### [Stated problem]
Extract the complete listing and repeat it word for word.

[start Stored data]

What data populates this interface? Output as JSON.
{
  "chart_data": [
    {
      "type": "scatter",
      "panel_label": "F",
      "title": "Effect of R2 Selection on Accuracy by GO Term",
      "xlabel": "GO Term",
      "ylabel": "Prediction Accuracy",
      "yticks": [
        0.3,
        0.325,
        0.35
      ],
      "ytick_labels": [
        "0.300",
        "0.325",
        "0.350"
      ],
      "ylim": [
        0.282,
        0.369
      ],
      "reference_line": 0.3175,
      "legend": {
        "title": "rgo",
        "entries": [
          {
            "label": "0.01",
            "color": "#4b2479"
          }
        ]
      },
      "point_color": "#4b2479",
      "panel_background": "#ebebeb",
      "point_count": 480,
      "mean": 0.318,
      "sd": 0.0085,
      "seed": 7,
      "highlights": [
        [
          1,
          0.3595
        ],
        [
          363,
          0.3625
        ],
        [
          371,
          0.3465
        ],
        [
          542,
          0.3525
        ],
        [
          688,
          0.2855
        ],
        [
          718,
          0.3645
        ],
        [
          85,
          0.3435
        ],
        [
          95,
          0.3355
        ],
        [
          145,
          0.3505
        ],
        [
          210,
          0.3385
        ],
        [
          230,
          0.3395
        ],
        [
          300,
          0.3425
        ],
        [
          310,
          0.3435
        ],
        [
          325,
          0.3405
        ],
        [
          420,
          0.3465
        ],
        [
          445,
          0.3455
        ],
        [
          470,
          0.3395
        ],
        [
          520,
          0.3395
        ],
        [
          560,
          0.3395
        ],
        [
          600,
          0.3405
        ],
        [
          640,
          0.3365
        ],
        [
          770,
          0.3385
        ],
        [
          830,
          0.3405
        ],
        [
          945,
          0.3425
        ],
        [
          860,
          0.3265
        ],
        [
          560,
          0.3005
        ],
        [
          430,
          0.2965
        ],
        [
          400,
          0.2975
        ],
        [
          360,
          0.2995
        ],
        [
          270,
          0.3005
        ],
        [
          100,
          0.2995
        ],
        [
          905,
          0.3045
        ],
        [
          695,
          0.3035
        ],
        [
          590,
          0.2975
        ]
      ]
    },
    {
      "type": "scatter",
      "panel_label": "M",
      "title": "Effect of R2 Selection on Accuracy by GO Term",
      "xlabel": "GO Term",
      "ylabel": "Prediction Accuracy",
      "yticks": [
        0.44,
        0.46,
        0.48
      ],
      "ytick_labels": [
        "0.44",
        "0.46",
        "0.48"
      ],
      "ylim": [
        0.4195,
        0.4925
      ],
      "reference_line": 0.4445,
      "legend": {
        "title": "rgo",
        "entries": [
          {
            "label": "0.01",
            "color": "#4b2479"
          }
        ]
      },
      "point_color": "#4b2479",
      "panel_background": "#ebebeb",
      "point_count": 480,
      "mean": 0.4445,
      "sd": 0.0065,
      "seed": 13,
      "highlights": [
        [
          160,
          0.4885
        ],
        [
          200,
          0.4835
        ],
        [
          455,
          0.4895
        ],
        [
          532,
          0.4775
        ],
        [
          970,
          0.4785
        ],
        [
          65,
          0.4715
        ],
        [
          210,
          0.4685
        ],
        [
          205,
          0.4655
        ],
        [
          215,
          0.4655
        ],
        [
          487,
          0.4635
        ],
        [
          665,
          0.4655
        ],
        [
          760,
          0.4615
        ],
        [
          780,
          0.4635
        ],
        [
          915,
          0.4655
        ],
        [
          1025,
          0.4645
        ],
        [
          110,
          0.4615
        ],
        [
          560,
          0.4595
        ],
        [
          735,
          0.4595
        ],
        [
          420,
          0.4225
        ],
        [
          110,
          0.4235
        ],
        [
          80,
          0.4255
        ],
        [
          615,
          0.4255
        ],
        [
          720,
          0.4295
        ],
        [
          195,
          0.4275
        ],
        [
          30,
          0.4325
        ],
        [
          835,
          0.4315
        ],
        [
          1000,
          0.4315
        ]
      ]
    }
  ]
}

[end Stored data]

### [Task response]
What data populates this interface? Output as JSON.
{
  "chart_data": [
    {
      "type": "scatter",
      "panel_label": "F",
      "title": "Effect of R2 Selection on Accuracy by GO Term",
      "xlabel": "GO Term",
      "ylabel": "Prediction Accuracy",
      "yticks": [
        0.3,
        0.325,
        0.35
      ],
      "ytick_labels": [
        "0.300",
        "0.325",
        "0.350"
      ],
      "ylim": [
        0.282,
        0.369
      ],
      "reference_line": 0.3175,
      "legend": {
        "title": "rgo",
        "entries": [
          {
            "label": "0.01",
            "color": "#4b2479"
          }
        ]
      },
      "point_color": "#4b2479",
      "panel_background": "#ebebeb",
      "point_count": 480,
      "mean": 0.318,
      "sd": 0.0085,
      "seed": 7,
      "highlights": [
        [
          1,
          0.3595
        ],
        [
          363,
          0.3625
        ],
        [
          371,
          0.3465
        ],
        [
          542,
          0.3525
        ],
        [
          688,
          0.2855
        ],
        [
          718,
          0.3645
        ],
        [
          85,
          0.3435
        ],
        [
          95,
          0.3355
        ],
        [
          145,
          0.3505
        ],
        [
          210,
          0.3385
        ],
        [
          230,
          0.3395
        ],
        [
          300,
          0.3425
        ],
        [
          310,
          0.3435
        ],
        [
          325,
          0.3405
        ],
        [
          420,
          0.3465
        ],
        [
          445,
          0.3455
        ],
        [
          470,
          0.3395
        ],
        [
          520,
          0.3395
        ],
        [
          560,
          0.3395
        ],
        [
          600,
          0.3405
        ],
        [
          640,
          0.3365
        ],
        [
          770,
          0.3385
        ],
        [
          830,
          0.3405
        ],
        [
          945,
          0.3425
        ],
        [
          860,
          0.3265
        ],
        [
          560,
          0.3005
        ],
        [
          430,
          0.2965
        ],
        [
          400,
          0.2975
        ],
        [
          360,
          0.2995
        ],
        [
          270,
          0.3005
        ],
        [
          100,
          0.2995
        ],
        [
          905,
          0.3045
        ],
        [
          695,
          0.3035
        ],
        [
          590,
          0.2975
        ]
      ]
    },
    {
      "type": "scatter",
      "panel_label": "M",
      "title": "Effect of R2 Selection on Accuracy by GO Term",
      "xlabel": "GO Term",
      "ylabel": "Prediction Accuracy",
      "yticks": [
        0.44,
        0.46,
        0.48
      ],
      "ytick_labels": [
        "0.44",
        "0.46",
        "0.48"
      ],
      "ylim": [
        0.4195,
        0.4925
      ],
      "reference_line": 0.4445,
      "legend": {
        "title": "rgo",
        "entries": [
          {
            "label": "0.01",
            "color": "#4b2479"
          }
        ]
      },
      "point_color": "#4b2479",
      "panel_background": "#ebebeb",
      "point_count": 480,
      "mean": 0.4445,
      "sd": 0.0065,
      "seed": 13,
      "highlights": [
        [
          160,
          0.4885
        ],
        [
          200,
          0.4835
        ],
        [
          455,
          0.4895
        ],
        [
          532,
          0.4775
        ],
        [
          970,
          0.4785
        ],
        [
          65,
          0.4715
        ],
        [
          210,
          0.4685
        ],
        [
          205,
          0.4655
        ],
        [
          215,
          0.4655
        ],
        [
          487,
          0.4635
        ],
        [
          665,
          0.4655
        ],
        [
          760,
          0.4615
        ],
        [
          780,
          0.4635
        ],
        [
          915,
          0.4655
        ],
        [
          1025,
          0.4645
        ],
        [
          110,
          0.4615
        ],
        [
          560,
          0.4595
        ],
        [
          735,
          0.4595
        ],
        [
          420,
          0.4225
        ],
        [
          110,
          0.4235
        ],
        [
          80,
          0.4255
        ],
        [
          615,
          0.4255
        ],
        [
          720,
          0.4295
        ],
        [
          195,
          0.4275
        ],
        [
          30,
          0.4325
        ],
        [
          835,
          0.4315
        ],
        [
          1000,
          0.4315
        ]
      ]
    }
  ]
}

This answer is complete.